• _Do this_:
Give only the number of lines in the records below that contain the word "JSON".
+++ Input records
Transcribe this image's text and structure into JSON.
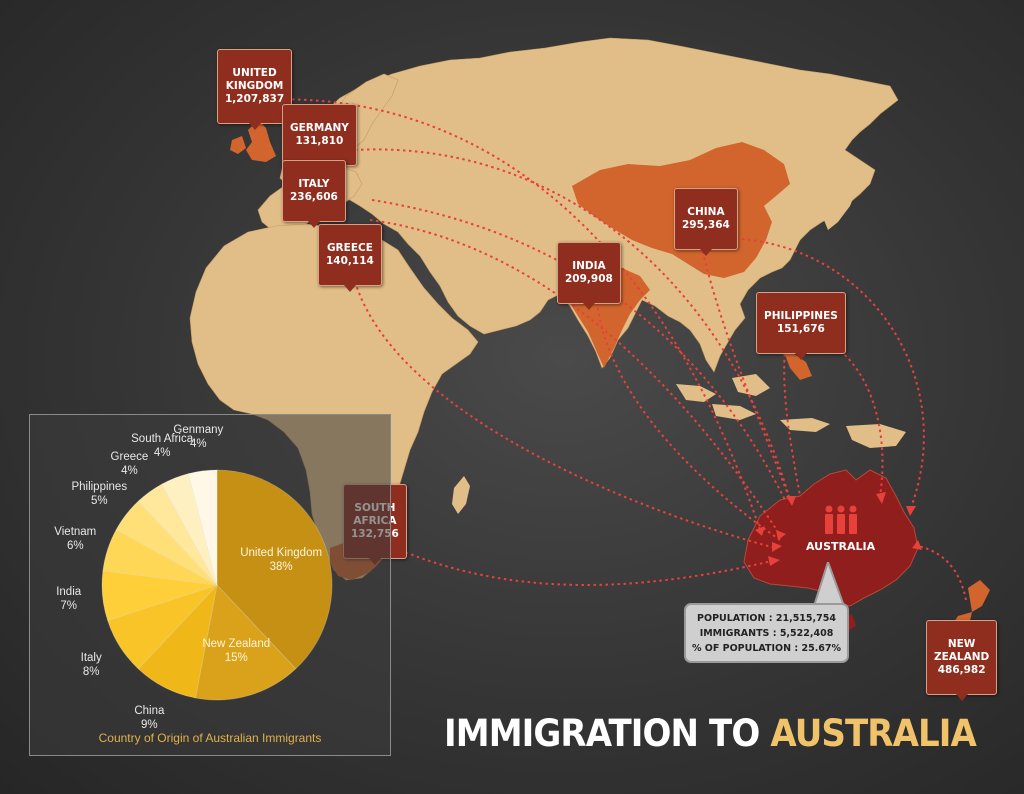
{
  "title": {
    "part1": "IMMIGRATION TO",
    "part2": "AUSTRALIA"
  },
  "destination": {
    "name": "AUSTRALIA",
    "population_line": "POPULATION : 21,515,754",
    "immigrants_line": "IMMIGRANTS : 5,522,408",
    "percent_line": "% OF POPULATION : 25.67%"
  },
  "origins": [
    {
      "id": "uk",
      "name": "UNITED\nKINGDOM",
      "count": "1,207,837"
    },
    {
      "id": "germany",
      "name": "GERMANY",
      "count": "131,810"
    },
    {
      "id": "italy",
      "name": "ITALY",
      "count": "236,606"
    },
    {
      "id": "greece",
      "name": "GREECE",
      "count": "140,114"
    },
    {
      "id": "india",
      "name": "INDIA",
      "count": "209,908"
    },
    {
      "id": "china",
      "name": "CHINA",
      "count": "295,364"
    },
    {
      "id": "philippines",
      "name": "PHILIPPINES",
      "count": "151,676"
    },
    {
      "id": "south-africa",
      "name": "SOUTH\nAFRICA",
      "count": "132,756"
    },
    {
      "id": "new-zealand",
      "name": "NEW\nZEALAND",
      "count": "486,982"
    }
  ],
  "colors": {
    "land": "#e1be87",
    "highlight_land": "#d2652e",
    "destination_land": "#8f1e1c",
    "arrow": "#e8403a",
    "label_bg": "#8f2e1f",
    "accent": "#f0c36a"
  },
  "chart_data": {
    "type": "pie",
    "title": "Country of Origin of Australian Immigrants",
    "categories": [
      "United Kingdom",
      "New Zealand",
      "China",
      "Italy",
      "India",
      "Vietnam",
      "Philippines",
      "Greece",
      "South Africa",
      "Genmany"
    ],
    "values": [
      38,
      15,
      9,
      8,
      7,
      6,
      5,
      4,
      4,
      4
    ],
    "value_labels": [
      "38%",
      "15%",
      "9%",
      "8%",
      "7%",
      "6%",
      "5%",
      "4%",
      "4%",
      "4%"
    ],
    "colors": [
      "#c59014",
      "#d9a21a",
      "#f0b718",
      "#f8c427",
      "#ffcf3a",
      "#ffd757",
      "#ffdf78",
      "#ffe79b",
      "#fff0c2",
      "#fff8e6"
    ]
  }
}
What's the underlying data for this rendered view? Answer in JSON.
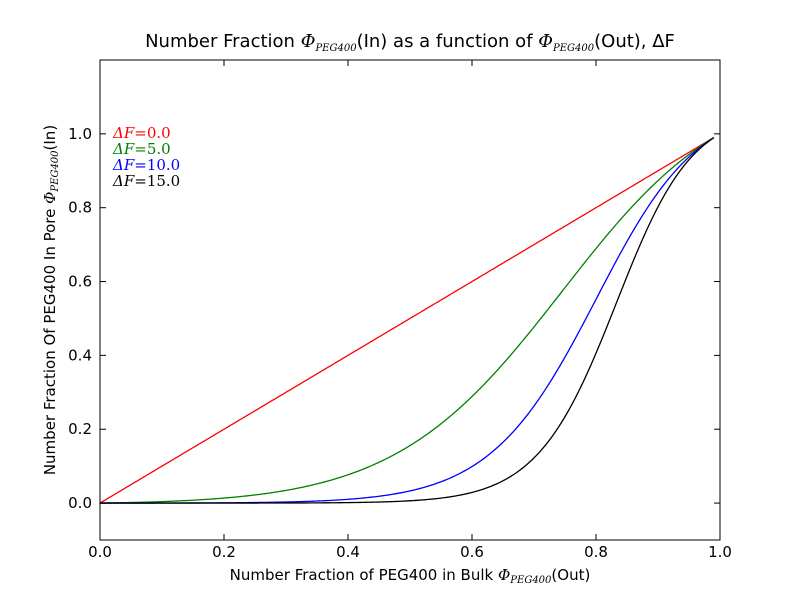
{
  "chart_data": {
    "type": "line",
    "title": {
      "prefix": "Number Fraction ",
      "phi": "Φ",
      "sub1": "PEG400",
      "mid": "(In) as a function of ",
      "phi2": "Φ",
      "sub2": "PEG400",
      "suffix": "(Out), ΔF"
    },
    "xlabel": {
      "prefix": "Number Fraction of PEG400 in Bulk   ",
      "phi": "Φ",
      "sub": "PEG400",
      "suffix": "(Out)"
    },
    "ylabel": {
      "prefix": "Number Fraction Of PEG400 In Pore   ",
      "phi": "Φ",
      "sub": "PEG400",
      "suffix": "(In)"
    },
    "xlim": [
      0.0,
      1.0
    ],
    "ylim": [
      -0.1,
      1.2
    ],
    "x_ticks": [
      "0.0",
      "0.2",
      "0.4",
      "0.6",
      "0.8",
      "1.0"
    ],
    "x_tick_values": [
      0.0,
      0.2,
      0.4,
      0.6,
      0.8,
      1.0
    ],
    "y_ticks": [
      "0.0",
      "0.2",
      "0.4",
      "0.6",
      "0.8",
      "1.0"
    ],
    "y_tick_values": [
      0.0,
      0.2,
      0.4,
      0.6,
      0.8,
      1.0
    ],
    "grid": false,
    "legend_position": "top-left",
    "x_max": 0.99,
    "series": [
      {
        "name": "ΔF=0.0",
        "delta_f": 0.0,
        "color": "#ff0000",
        "label_main": "ΔF",
        "label_eq": "=0.0"
      },
      {
        "name": "ΔF=5.0",
        "delta_f": 5.0,
        "color": "#008000",
        "label_main": "ΔF",
        "label_eq": "=5.0"
      },
      {
        "name": "ΔF=10.0",
        "delta_f": 10.0,
        "color": "#0000ff",
        "label_main": "ΔF",
        "label_eq": "=10.0"
      },
      {
        "name": "ΔF=15.0",
        "delta_f": 15.0,
        "color": "#000000",
        "label_main": "ΔF",
        "label_eq": "=15.0"
      }
    ]
  }
}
++++++
• _Reply to the exercise_:
2